Leave out the images; return the rest of the data exactly.

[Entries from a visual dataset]

____

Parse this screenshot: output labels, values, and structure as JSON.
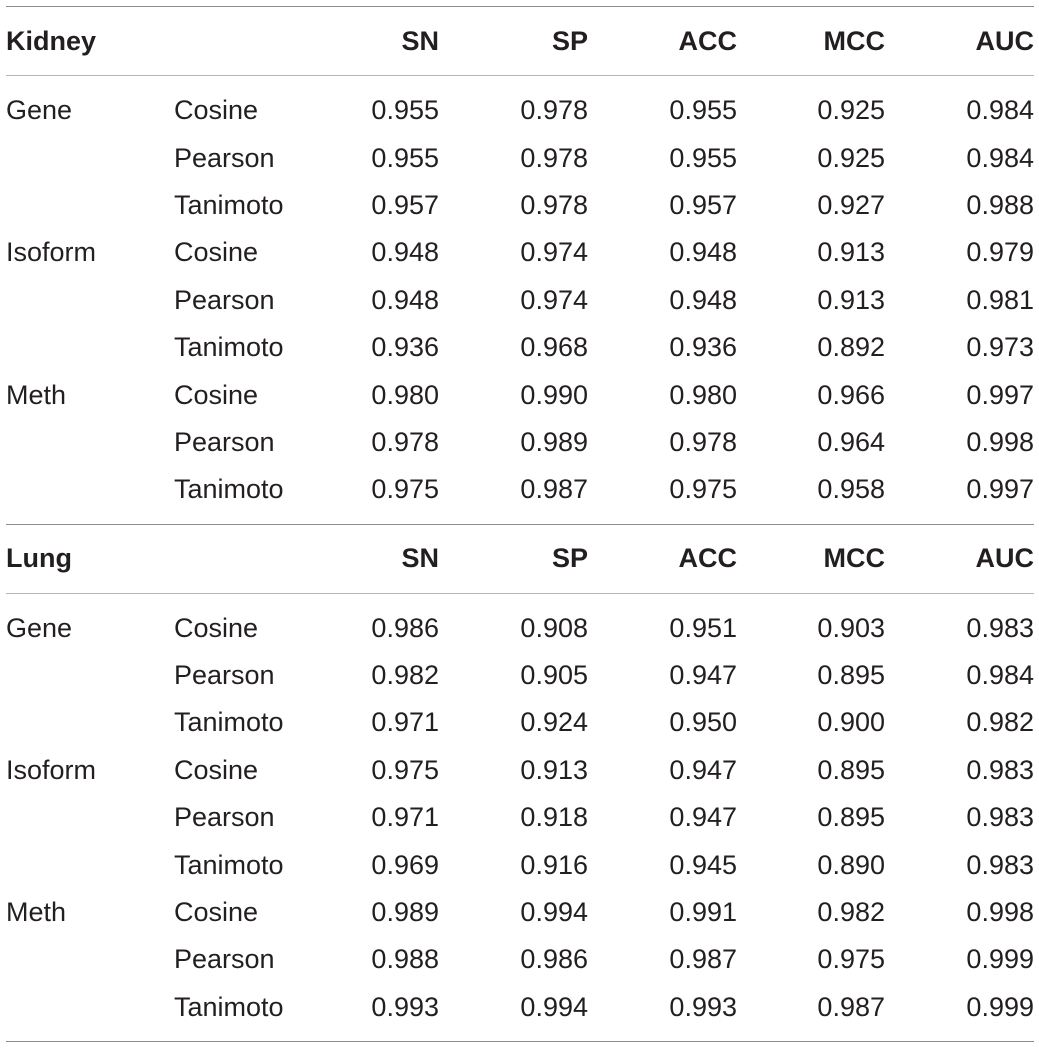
{
  "columns": [
    "SN",
    "SP",
    "ACC",
    "MCC",
    "AUC"
  ],
  "sections": [
    {
      "title": "Kidney",
      "rows": [
        {
          "group": "Gene",
          "method": "Cosine",
          "values": [
            "0.955",
            "0.978",
            "0.955",
            "0.925",
            "0.984"
          ]
        },
        {
          "group": "",
          "method": "Pearson",
          "values": [
            "0.955",
            "0.978",
            "0.955",
            "0.925",
            "0.984"
          ]
        },
        {
          "group": "",
          "method": "Tanimoto",
          "values": [
            "0.957",
            "0.978",
            "0.957",
            "0.927",
            "0.988"
          ]
        },
        {
          "group": "Isoform",
          "method": "Cosine",
          "values": [
            "0.948",
            "0.974",
            "0.948",
            "0.913",
            "0.979"
          ]
        },
        {
          "group": "",
          "method": "Pearson",
          "values": [
            "0.948",
            "0.974",
            "0.948",
            "0.913",
            "0.981"
          ]
        },
        {
          "group": "",
          "method": "Tanimoto",
          "values": [
            "0.936",
            "0.968",
            "0.936",
            "0.892",
            "0.973"
          ]
        },
        {
          "group": "Meth",
          "method": "Cosine",
          "values": [
            "0.980",
            "0.990",
            "0.980",
            "0.966",
            "0.997"
          ]
        },
        {
          "group": "",
          "method": "Pearson",
          "values": [
            "0.978",
            "0.989",
            "0.978",
            "0.964",
            "0.998"
          ]
        },
        {
          "group": "",
          "method": "Tanimoto",
          "values": [
            "0.975",
            "0.987",
            "0.975",
            "0.958",
            "0.997"
          ]
        }
      ]
    },
    {
      "title": "Lung",
      "rows": [
        {
          "group": "Gene",
          "method": "Cosine",
          "values": [
            "0.986",
            "0.908",
            "0.951",
            "0.903",
            "0.983"
          ]
        },
        {
          "group": "",
          "method": "Pearson",
          "values": [
            "0.982",
            "0.905",
            "0.947",
            "0.895",
            "0.984"
          ]
        },
        {
          "group": "",
          "method": "Tanimoto",
          "values": [
            "0.971",
            "0.924",
            "0.950",
            "0.900",
            "0.982"
          ]
        },
        {
          "group": "Isoform",
          "method": "Cosine",
          "values": [
            "0.975",
            "0.913",
            "0.947",
            "0.895",
            "0.983"
          ]
        },
        {
          "group": "",
          "method": "Pearson",
          "values": [
            "0.971",
            "0.918",
            "0.947",
            "0.895",
            "0.983"
          ]
        },
        {
          "group": "",
          "method": "Tanimoto",
          "values": [
            "0.969",
            "0.916",
            "0.945",
            "0.890",
            "0.983"
          ]
        },
        {
          "group": "Meth",
          "method": "Cosine",
          "values": [
            "0.989",
            "0.994",
            "0.991",
            "0.982",
            "0.998"
          ]
        },
        {
          "group": "",
          "method": "Pearson",
          "values": [
            "0.988",
            "0.986",
            "0.987",
            "0.975",
            "0.999"
          ]
        },
        {
          "group": "",
          "method": "Tanimoto",
          "values": [
            "0.993",
            "0.994",
            "0.993",
            "0.987",
            "0.999"
          ]
        }
      ]
    }
  ]
}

____

CORRECT RESULT:
Parse this screenshot: output labels, values, and structure as JSON.
{
  "columns": [
    "SN",
    "SP",
    "ACC",
    "MCC",
    "AUC"
  ],
  "sections": [
    {
      "title": "Kidney",
      "rows": [
        {
          "group": "Gene",
          "method": "Cosine",
          "values": [
            "0.955",
            "0.978",
            "0.955",
            "0.925",
            "0.984"
          ]
        },
        {
          "group": "",
          "method": "Pearson",
          "values": [
            "0.955",
            "0.978",
            "0.955",
            "0.925",
            "0.984"
          ]
        },
        {
          "group": "",
          "method": "Tanimoto",
          "values": [
            "0.957",
            "0.978",
            "0.957",
            "0.927",
            "0.988"
          ]
        },
        {
          "group": "Isoform",
          "method": "Cosine",
          "values": [
            "0.948",
            "0.974",
            "0.948",
            "0.913",
            "0.979"
          ]
        },
        {
          "group": "",
          "method": "Pearson",
          "values": [
            "0.948",
            "0.974",
            "0.948",
            "0.913",
            "0.981"
          ]
        },
        {
          "group": "",
          "method": "Tanimoto",
          "values": [
            "0.936",
            "0.968",
            "0.936",
            "0.892",
            "0.973"
          ]
        },
        {
          "group": "Meth",
          "method": "Cosine",
          "values": [
            "0.980",
            "0.990",
            "0.980",
            "0.966",
            "0.997"
          ]
        },
        {
          "group": "",
          "method": "Pearson",
          "values": [
            "0.978",
            "0.989",
            "0.978",
            "0.964",
            "0.998"
          ]
        },
        {
          "group": "",
          "method": "Tanimoto",
          "values": [
            "0.975",
            "0.987",
            "0.975",
            "0.958",
            "0.997"
          ]
        }
      ]
    },
    {
      "title": "Lung",
      "rows": [
        {
          "group": "Gene",
          "method": "Cosine",
          "values": [
            "0.986",
            "0.908",
            "0.951",
            "0.903",
            "0.983"
          ]
        },
        {
          "group": "",
          "method": "Pearson",
          "values": [
            "0.982",
            "0.905",
            "0.947",
            "0.895",
            "0.984"
          ]
        },
        {
          "group": "",
          "method": "Tanimoto",
          "values": [
            "0.971",
            "0.924",
            "0.950",
            "0.900",
            "0.982"
          ]
        },
        {
          "group": "Isoform",
          "method": "Cosine",
          "values": [
            "0.975",
            "0.913",
            "0.947",
            "0.895",
            "0.983"
          ]
        },
        {
          "group": "",
          "method": "Pearson",
          "values": [
            "0.971",
            "0.918",
            "0.947",
            "0.895",
            "0.983"
          ]
        },
        {
          "group": "",
          "method": "Tanimoto",
          "values": [
            "0.969",
            "0.916",
            "0.945",
            "0.890",
            "0.983"
          ]
        },
        {
          "group": "Meth",
          "method": "Cosine",
          "values": [
            "0.989",
            "0.994",
            "0.991",
            "0.982",
            "0.998"
          ]
        },
        {
          "group": "",
          "method": "Pearson",
          "values": [
            "0.988",
            "0.986",
            "0.987",
            "0.975",
            "0.999"
          ]
        },
        {
          "group": "",
          "method": "Tanimoto",
          "values": [
            "0.993",
            "0.994",
            "0.993",
            "0.987",
            "0.999"
          ]
        }
      ]
    }
  ]
}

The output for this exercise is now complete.